### Data supplied

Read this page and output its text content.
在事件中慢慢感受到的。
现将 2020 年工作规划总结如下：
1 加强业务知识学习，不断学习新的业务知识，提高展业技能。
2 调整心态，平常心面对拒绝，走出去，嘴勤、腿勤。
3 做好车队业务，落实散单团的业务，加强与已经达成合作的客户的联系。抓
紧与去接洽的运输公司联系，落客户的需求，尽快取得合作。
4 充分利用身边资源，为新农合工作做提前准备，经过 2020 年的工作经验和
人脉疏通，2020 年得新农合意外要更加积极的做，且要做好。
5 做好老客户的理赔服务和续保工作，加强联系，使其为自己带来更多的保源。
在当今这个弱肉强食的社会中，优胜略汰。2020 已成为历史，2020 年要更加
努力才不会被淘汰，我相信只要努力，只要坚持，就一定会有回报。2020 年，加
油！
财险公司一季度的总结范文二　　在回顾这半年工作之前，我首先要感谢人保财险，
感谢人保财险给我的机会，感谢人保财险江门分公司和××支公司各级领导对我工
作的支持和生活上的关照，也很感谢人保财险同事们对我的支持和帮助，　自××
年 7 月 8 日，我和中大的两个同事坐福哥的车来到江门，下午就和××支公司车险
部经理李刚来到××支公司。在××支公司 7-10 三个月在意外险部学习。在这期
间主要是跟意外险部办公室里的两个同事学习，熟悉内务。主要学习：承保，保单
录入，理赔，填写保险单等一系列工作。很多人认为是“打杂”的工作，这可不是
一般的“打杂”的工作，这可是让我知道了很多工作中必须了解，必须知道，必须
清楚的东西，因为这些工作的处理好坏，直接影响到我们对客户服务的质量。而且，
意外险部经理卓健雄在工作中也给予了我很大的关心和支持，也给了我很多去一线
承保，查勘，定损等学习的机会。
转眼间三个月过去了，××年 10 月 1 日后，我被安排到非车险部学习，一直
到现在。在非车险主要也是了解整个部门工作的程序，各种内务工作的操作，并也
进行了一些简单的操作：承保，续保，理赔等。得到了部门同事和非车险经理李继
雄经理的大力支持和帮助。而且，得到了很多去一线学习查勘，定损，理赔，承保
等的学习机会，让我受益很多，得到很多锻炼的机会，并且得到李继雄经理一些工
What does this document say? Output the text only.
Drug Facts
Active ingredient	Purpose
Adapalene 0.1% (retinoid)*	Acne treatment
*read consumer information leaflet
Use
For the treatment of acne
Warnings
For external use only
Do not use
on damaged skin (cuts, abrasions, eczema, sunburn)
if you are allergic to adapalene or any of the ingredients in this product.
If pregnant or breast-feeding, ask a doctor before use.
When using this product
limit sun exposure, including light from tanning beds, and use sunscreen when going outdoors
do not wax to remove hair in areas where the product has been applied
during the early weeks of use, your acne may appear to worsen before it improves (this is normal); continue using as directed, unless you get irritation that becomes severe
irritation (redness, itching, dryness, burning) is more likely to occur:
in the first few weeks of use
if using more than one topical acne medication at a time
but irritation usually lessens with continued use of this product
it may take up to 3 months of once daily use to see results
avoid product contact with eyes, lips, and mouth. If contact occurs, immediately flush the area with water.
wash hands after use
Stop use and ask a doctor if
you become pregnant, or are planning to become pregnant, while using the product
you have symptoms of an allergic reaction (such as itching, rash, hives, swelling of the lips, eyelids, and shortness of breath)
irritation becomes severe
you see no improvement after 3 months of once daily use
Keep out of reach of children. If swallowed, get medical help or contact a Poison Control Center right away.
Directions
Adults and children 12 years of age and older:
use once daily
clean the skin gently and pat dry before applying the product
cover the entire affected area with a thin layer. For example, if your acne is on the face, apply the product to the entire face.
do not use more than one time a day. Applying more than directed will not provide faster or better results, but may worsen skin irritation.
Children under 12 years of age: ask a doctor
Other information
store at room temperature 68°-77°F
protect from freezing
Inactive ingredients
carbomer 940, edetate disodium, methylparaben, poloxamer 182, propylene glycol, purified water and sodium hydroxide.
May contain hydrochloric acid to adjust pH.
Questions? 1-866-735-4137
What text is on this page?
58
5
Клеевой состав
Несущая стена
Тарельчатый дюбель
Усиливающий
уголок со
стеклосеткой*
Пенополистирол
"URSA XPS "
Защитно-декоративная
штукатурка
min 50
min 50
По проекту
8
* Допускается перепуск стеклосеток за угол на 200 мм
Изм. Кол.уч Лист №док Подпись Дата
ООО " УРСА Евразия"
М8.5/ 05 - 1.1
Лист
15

######

* [Stated goal]: Say how many lines of the data hold the string "irritation". Reply with the number alone.

* [Exercise result]: 5